**GIVEN EXERCISE**
Compute the number of lines that include the string "hollow", then output that number and nothing else.

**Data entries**

########################################

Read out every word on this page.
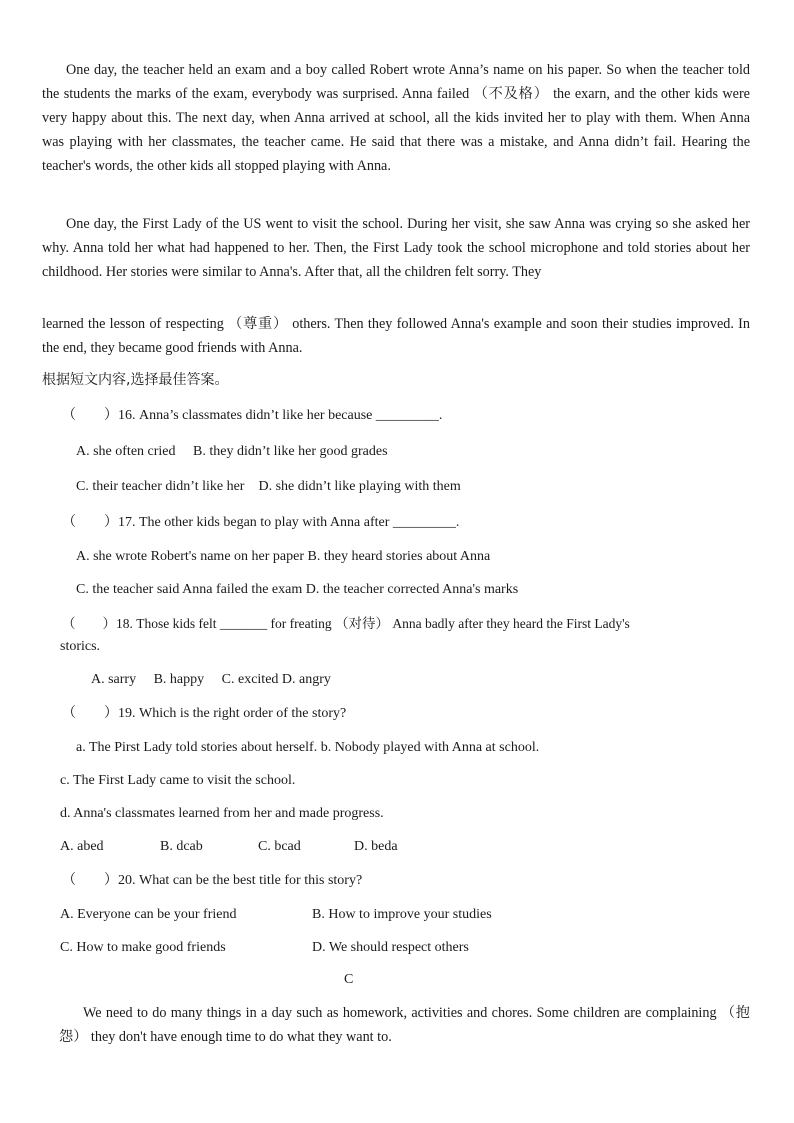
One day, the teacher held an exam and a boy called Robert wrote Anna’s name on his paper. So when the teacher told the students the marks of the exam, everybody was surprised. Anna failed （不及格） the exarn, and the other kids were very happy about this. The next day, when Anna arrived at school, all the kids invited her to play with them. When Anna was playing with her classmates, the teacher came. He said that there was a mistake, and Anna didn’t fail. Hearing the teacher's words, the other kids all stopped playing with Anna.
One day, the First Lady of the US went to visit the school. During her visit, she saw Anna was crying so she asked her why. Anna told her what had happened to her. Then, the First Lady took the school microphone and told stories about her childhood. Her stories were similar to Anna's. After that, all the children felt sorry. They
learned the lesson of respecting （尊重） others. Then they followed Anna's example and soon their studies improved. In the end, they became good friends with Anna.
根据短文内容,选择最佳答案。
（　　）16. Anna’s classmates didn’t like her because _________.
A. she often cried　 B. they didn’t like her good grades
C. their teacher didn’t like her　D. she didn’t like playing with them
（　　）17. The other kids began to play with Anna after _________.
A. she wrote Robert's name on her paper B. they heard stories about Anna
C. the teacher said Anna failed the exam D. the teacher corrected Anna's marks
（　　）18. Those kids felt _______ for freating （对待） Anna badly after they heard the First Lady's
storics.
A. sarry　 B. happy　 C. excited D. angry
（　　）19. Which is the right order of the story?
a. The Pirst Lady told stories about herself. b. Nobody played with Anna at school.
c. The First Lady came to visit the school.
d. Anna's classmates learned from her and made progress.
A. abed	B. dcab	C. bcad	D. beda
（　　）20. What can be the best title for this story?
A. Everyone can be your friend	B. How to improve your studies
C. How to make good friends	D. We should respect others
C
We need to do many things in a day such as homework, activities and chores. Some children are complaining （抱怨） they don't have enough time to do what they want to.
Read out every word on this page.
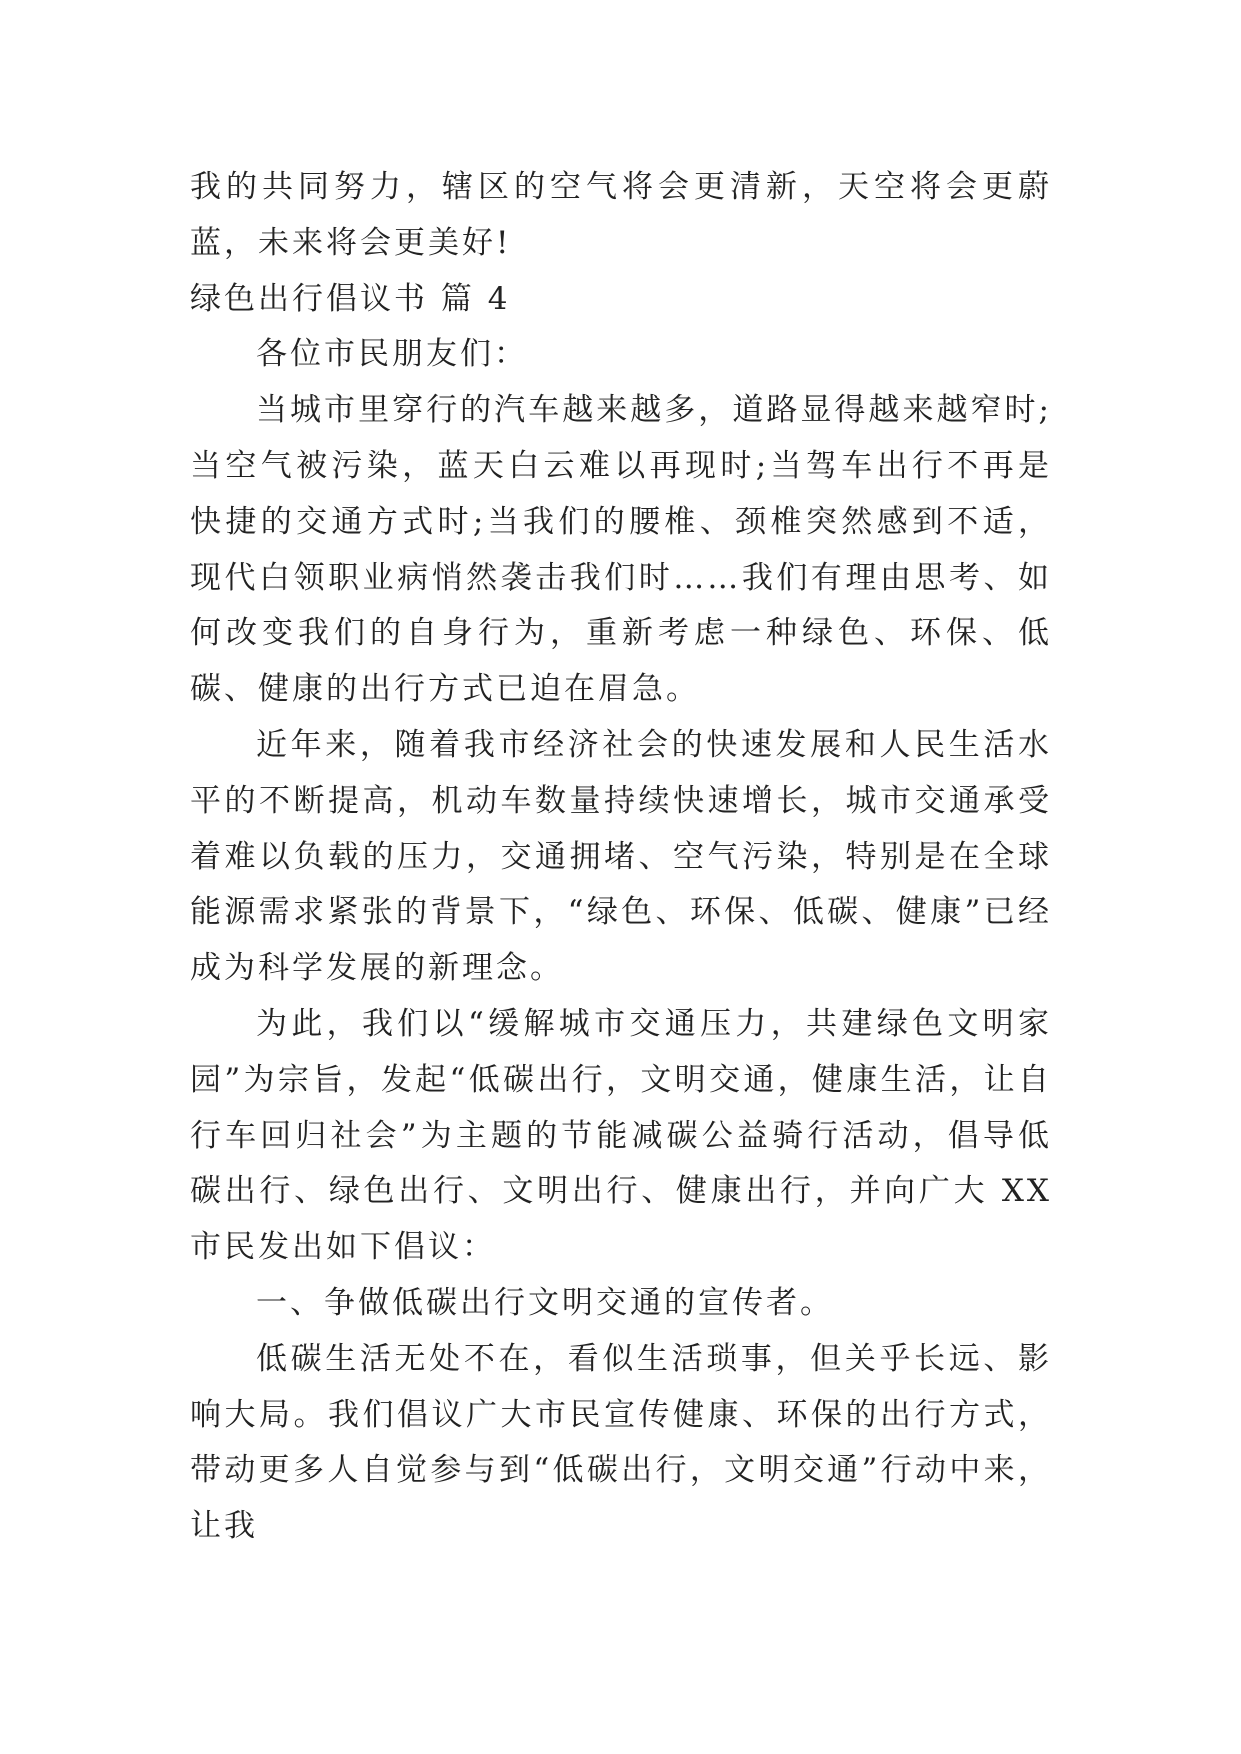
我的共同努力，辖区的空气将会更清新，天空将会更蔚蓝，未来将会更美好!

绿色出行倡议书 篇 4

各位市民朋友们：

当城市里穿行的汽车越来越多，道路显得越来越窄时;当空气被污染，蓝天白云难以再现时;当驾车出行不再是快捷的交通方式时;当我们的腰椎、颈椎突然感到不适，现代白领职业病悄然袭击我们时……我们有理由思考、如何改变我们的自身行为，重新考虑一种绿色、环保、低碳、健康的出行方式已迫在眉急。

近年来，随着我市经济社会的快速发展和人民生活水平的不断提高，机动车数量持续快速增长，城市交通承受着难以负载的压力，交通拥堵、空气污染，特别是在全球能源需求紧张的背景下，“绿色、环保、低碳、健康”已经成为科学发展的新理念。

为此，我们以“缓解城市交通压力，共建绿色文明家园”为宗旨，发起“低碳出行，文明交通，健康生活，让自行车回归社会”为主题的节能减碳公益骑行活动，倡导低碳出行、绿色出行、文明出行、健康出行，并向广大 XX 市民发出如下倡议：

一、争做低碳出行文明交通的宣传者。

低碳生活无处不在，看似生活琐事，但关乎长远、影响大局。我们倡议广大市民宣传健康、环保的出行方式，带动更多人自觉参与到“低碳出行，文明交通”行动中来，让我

########################################

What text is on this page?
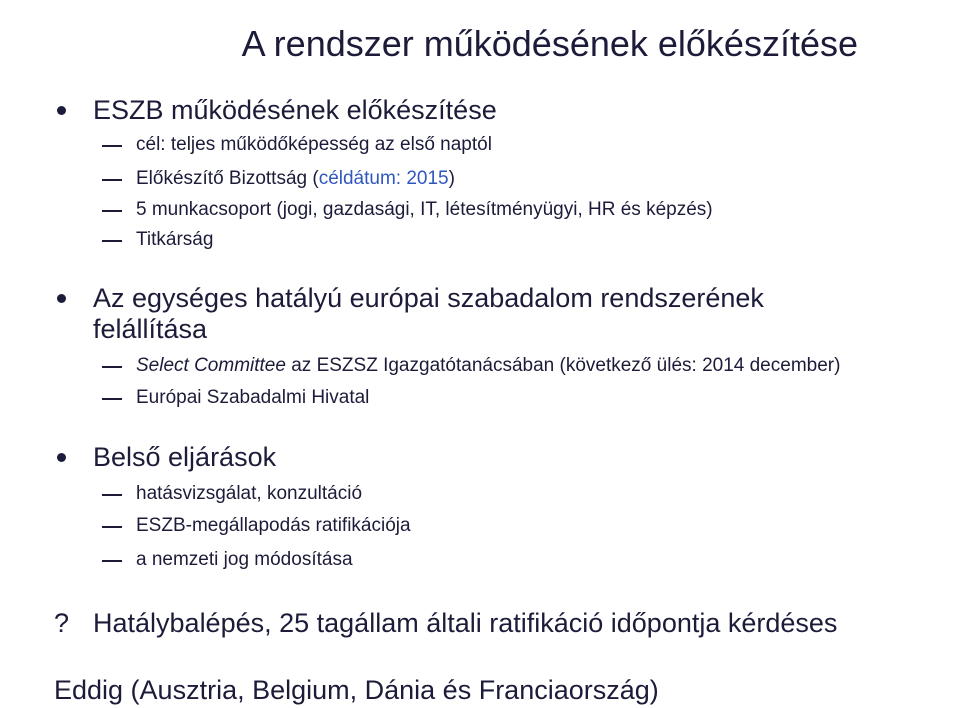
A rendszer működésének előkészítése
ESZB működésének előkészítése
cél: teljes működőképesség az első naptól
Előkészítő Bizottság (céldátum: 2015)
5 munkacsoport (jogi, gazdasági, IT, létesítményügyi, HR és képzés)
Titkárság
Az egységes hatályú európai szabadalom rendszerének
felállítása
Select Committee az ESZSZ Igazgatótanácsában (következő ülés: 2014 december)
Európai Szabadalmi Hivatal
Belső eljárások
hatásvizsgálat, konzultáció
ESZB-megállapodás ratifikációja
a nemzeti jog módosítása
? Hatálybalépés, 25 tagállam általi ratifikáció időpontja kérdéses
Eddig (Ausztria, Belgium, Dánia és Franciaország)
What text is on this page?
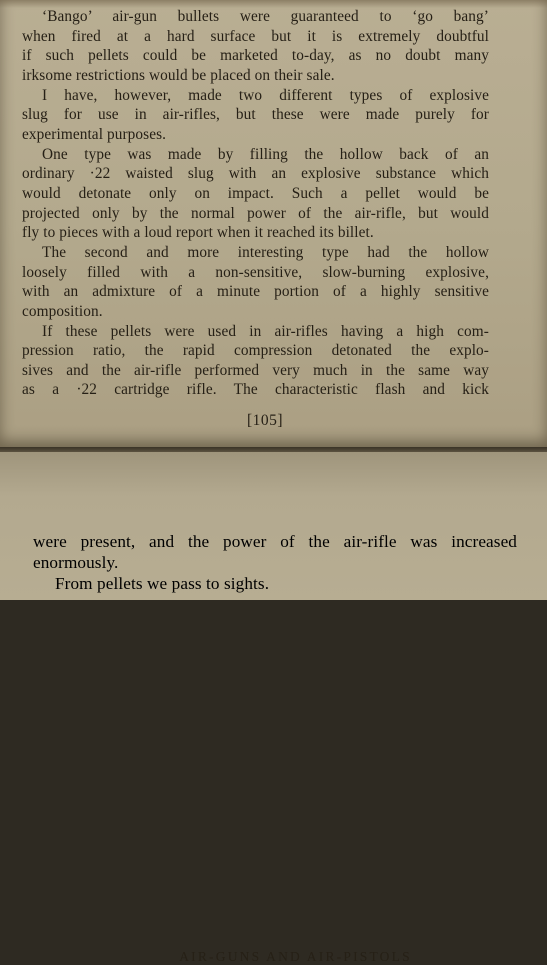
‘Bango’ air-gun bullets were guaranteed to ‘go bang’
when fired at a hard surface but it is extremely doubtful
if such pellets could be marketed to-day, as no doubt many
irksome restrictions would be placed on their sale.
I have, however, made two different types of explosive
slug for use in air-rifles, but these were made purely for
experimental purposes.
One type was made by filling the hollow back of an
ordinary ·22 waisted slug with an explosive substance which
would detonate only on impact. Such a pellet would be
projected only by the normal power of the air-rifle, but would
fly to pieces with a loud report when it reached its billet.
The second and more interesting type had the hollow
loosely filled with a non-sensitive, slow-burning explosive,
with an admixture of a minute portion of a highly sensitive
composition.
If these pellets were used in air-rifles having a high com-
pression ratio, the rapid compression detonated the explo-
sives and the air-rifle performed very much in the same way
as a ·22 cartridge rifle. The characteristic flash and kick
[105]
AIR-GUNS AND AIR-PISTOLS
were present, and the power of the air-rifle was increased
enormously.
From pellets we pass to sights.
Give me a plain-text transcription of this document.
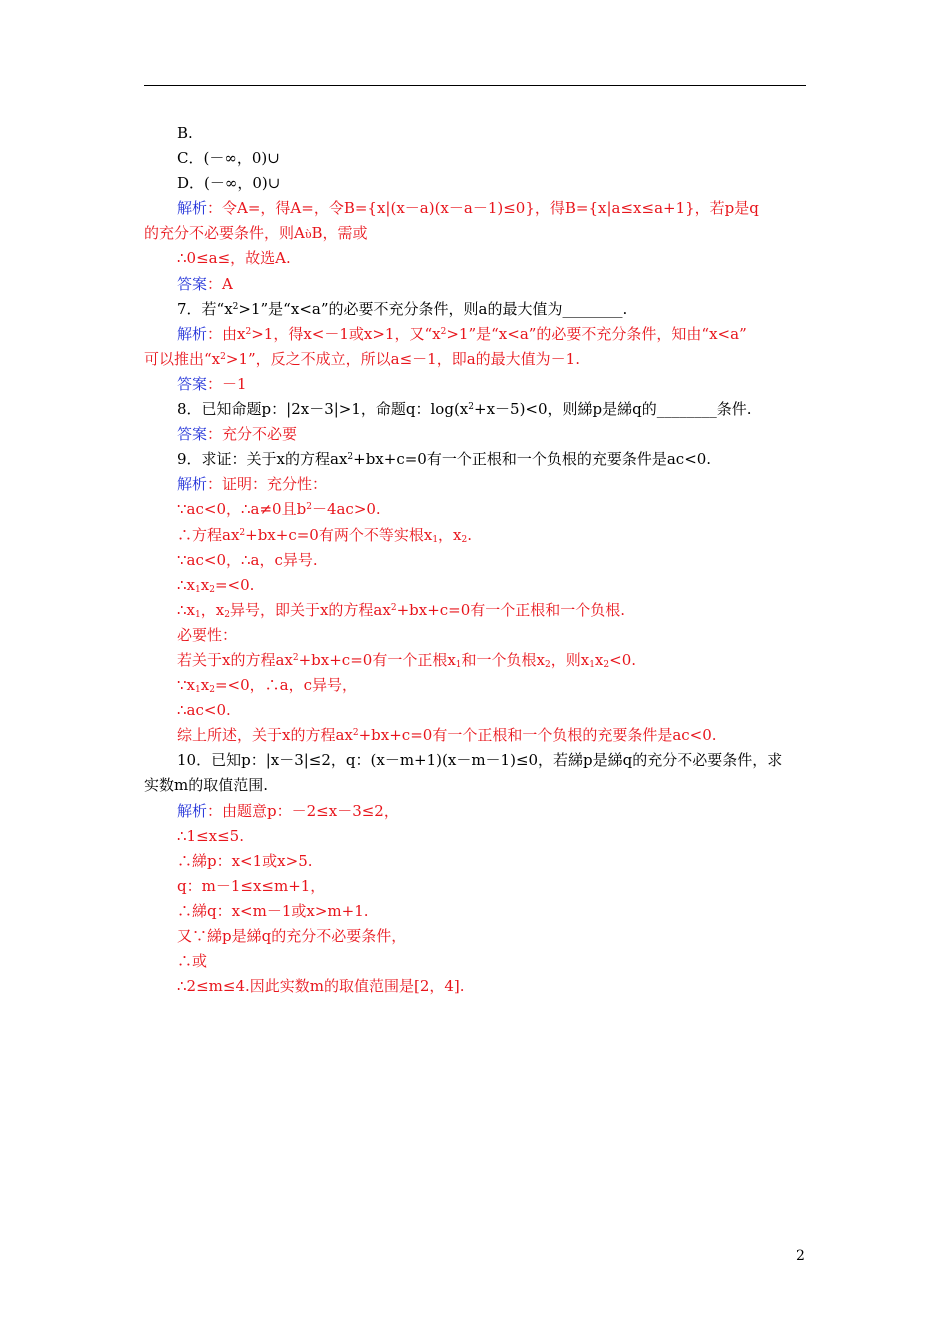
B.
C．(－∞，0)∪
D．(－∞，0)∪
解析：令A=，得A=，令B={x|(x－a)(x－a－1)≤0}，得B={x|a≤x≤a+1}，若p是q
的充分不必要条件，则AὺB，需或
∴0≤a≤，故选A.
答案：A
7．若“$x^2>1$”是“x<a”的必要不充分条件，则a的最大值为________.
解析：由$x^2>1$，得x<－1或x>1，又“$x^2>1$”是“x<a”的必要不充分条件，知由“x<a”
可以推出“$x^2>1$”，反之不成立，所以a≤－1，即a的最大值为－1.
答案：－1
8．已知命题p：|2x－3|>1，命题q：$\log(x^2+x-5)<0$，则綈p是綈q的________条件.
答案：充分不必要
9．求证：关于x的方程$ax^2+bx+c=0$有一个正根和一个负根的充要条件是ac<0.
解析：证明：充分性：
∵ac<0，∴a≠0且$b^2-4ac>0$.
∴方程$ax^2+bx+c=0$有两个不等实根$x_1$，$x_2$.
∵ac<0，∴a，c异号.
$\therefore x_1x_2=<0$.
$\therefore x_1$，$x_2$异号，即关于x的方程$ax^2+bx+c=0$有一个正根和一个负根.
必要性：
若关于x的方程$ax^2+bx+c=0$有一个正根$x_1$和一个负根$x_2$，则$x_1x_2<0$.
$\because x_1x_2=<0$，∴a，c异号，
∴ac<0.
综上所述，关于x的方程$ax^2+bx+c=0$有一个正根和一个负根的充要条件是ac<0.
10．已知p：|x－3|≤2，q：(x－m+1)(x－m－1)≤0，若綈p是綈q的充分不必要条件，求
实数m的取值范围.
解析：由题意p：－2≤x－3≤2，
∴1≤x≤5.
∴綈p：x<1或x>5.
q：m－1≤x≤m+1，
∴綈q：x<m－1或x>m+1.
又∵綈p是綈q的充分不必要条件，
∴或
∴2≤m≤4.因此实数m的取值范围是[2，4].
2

########################################

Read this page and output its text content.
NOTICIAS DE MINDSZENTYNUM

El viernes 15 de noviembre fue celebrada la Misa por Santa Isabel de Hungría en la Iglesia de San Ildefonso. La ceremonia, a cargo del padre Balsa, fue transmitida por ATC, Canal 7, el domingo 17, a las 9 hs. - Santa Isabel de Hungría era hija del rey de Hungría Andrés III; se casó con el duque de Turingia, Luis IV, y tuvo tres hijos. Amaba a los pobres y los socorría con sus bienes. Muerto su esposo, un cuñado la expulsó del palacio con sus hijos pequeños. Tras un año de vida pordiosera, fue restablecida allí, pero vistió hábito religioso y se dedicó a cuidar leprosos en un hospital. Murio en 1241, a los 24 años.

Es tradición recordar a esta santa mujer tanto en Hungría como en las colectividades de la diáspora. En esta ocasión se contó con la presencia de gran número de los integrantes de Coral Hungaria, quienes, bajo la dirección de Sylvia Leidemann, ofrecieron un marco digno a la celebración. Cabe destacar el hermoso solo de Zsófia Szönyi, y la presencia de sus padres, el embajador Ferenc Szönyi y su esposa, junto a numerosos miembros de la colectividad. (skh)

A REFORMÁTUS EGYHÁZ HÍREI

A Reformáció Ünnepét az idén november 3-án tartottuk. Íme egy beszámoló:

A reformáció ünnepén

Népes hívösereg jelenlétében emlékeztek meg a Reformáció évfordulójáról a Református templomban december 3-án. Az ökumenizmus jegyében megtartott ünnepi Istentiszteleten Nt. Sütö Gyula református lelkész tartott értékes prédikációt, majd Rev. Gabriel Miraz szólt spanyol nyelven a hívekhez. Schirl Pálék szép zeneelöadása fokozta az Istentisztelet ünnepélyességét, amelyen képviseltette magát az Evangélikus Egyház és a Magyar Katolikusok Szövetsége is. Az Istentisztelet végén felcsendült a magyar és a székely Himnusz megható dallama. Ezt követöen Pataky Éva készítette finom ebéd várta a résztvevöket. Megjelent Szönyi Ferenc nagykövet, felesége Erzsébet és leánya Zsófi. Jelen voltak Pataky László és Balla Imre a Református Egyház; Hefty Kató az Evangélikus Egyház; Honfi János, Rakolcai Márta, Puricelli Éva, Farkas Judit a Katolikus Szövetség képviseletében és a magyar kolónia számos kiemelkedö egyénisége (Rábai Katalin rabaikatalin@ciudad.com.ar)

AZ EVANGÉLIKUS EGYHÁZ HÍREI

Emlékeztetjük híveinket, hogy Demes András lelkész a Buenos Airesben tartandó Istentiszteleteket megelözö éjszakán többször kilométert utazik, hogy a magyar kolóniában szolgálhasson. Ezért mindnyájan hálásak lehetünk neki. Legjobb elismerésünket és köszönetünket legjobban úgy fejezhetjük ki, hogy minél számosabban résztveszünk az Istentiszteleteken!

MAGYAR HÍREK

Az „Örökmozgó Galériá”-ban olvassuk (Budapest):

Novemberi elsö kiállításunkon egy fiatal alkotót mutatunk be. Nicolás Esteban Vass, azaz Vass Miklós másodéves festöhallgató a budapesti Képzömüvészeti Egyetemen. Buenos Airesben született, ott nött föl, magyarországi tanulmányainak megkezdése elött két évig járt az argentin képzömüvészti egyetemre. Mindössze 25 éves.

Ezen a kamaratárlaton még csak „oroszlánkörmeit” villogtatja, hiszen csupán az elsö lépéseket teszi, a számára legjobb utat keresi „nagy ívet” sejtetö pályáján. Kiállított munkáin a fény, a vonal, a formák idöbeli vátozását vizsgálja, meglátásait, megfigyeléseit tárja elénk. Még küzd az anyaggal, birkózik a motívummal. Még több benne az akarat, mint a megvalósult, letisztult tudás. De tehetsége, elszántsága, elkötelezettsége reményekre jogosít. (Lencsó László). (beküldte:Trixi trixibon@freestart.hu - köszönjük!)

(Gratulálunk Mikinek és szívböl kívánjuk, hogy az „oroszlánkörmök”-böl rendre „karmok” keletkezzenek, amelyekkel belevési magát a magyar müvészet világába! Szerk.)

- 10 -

########################################

**WORKED ANSWER**
2